SET PROBLEM: Using the data below, copy every line that contains the word "this".

* * *

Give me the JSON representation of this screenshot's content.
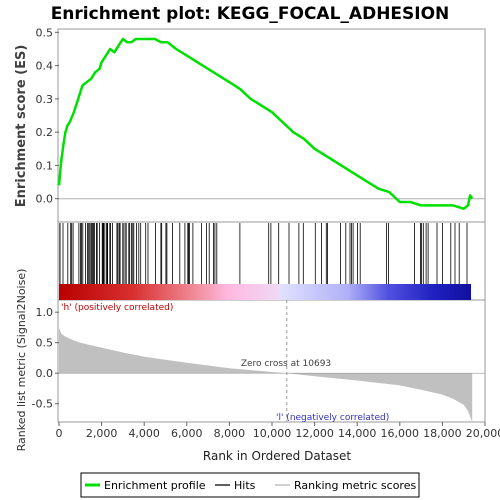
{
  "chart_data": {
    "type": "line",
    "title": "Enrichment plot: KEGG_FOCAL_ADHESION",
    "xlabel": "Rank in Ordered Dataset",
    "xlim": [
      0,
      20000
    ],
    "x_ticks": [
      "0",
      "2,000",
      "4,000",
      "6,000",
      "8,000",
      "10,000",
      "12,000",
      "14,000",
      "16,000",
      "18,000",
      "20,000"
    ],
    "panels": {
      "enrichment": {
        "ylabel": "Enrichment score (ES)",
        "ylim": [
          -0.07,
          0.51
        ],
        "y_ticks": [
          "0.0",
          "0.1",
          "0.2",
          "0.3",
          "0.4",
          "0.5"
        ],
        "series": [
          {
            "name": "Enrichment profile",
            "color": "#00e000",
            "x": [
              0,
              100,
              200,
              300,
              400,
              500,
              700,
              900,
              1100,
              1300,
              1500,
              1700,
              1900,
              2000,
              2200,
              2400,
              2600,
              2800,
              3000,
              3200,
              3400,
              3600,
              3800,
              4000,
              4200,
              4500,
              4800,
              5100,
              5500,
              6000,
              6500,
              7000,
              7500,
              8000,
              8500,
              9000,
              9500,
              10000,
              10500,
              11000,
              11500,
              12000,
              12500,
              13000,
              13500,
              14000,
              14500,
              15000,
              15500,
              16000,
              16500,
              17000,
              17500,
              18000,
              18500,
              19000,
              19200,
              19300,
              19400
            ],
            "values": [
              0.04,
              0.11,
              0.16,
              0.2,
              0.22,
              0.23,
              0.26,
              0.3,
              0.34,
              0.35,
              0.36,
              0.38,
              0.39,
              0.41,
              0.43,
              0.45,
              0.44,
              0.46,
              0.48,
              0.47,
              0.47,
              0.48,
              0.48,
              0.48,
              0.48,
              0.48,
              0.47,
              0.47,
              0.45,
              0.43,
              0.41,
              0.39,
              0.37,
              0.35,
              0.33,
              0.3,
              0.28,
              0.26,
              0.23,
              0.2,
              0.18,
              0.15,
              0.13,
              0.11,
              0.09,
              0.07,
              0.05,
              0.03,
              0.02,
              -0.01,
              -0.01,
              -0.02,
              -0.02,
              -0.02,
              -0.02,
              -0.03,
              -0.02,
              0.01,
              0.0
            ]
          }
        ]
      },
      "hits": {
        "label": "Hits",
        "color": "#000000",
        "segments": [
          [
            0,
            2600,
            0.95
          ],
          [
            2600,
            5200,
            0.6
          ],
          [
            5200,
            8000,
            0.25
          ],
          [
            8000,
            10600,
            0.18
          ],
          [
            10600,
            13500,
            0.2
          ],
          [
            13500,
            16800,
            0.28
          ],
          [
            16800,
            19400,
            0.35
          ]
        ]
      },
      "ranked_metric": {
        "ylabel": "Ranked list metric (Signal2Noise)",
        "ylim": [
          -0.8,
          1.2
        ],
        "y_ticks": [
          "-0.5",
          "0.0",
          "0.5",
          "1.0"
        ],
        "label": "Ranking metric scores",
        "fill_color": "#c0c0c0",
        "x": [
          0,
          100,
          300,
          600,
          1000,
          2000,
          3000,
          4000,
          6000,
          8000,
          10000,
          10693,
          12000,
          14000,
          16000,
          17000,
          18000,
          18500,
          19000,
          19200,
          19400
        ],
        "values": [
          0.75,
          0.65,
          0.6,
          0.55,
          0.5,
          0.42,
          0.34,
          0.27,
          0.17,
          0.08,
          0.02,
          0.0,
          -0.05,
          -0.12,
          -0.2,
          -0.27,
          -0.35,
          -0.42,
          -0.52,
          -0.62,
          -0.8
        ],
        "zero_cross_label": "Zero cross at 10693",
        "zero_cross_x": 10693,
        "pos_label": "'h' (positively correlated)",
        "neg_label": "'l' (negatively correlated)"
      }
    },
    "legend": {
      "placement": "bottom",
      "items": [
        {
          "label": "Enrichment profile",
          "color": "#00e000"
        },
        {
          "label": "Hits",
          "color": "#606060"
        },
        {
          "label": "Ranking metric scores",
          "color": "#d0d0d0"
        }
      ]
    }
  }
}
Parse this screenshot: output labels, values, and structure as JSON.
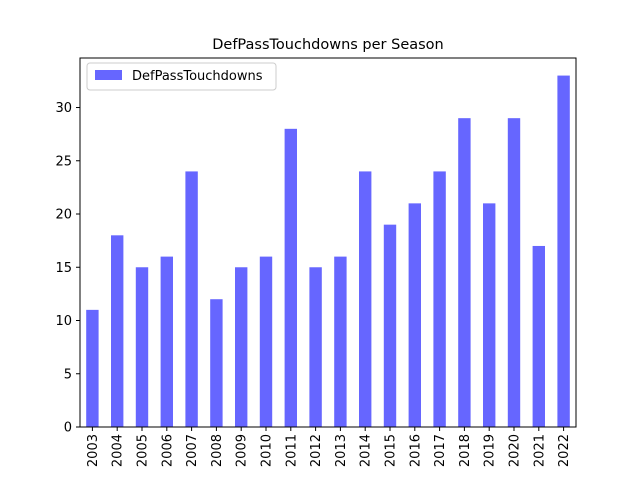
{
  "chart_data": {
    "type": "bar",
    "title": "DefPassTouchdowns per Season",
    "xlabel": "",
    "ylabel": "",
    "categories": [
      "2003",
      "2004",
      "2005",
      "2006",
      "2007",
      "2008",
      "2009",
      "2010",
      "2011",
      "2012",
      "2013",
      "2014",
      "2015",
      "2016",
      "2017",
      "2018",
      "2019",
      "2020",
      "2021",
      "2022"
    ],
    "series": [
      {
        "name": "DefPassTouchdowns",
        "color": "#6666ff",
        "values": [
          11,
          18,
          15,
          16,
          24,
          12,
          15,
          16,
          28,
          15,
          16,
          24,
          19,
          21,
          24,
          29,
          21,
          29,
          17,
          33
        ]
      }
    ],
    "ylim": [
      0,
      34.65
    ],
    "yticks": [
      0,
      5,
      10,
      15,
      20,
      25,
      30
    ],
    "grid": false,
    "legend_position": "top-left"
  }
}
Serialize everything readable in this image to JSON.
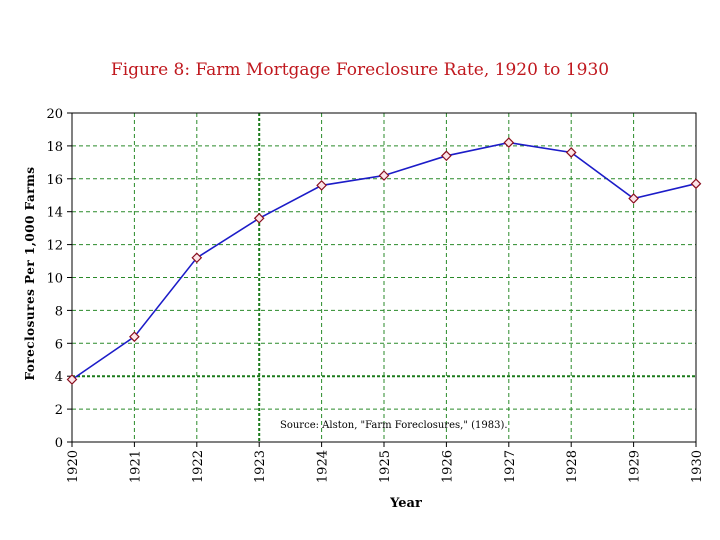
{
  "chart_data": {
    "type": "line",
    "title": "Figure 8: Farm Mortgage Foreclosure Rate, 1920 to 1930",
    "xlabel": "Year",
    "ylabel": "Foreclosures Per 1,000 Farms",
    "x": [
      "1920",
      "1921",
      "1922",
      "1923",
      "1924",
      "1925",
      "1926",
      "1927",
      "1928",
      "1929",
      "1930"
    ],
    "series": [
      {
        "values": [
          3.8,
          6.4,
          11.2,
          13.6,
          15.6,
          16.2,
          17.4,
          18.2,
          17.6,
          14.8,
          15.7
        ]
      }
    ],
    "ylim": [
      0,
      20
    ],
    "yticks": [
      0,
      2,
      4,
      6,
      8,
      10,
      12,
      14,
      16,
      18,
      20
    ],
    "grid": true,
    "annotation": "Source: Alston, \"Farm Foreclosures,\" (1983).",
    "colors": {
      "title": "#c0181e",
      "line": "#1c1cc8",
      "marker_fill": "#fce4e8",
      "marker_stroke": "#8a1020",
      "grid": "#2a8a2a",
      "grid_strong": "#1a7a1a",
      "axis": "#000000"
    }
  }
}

* * *

TASK ANSWER:
Give me the JSON representation of this screenshot's content.
Parse this screenshot: output labels, values, and structure as JSON.
Serialize everything readable in this image to JSON.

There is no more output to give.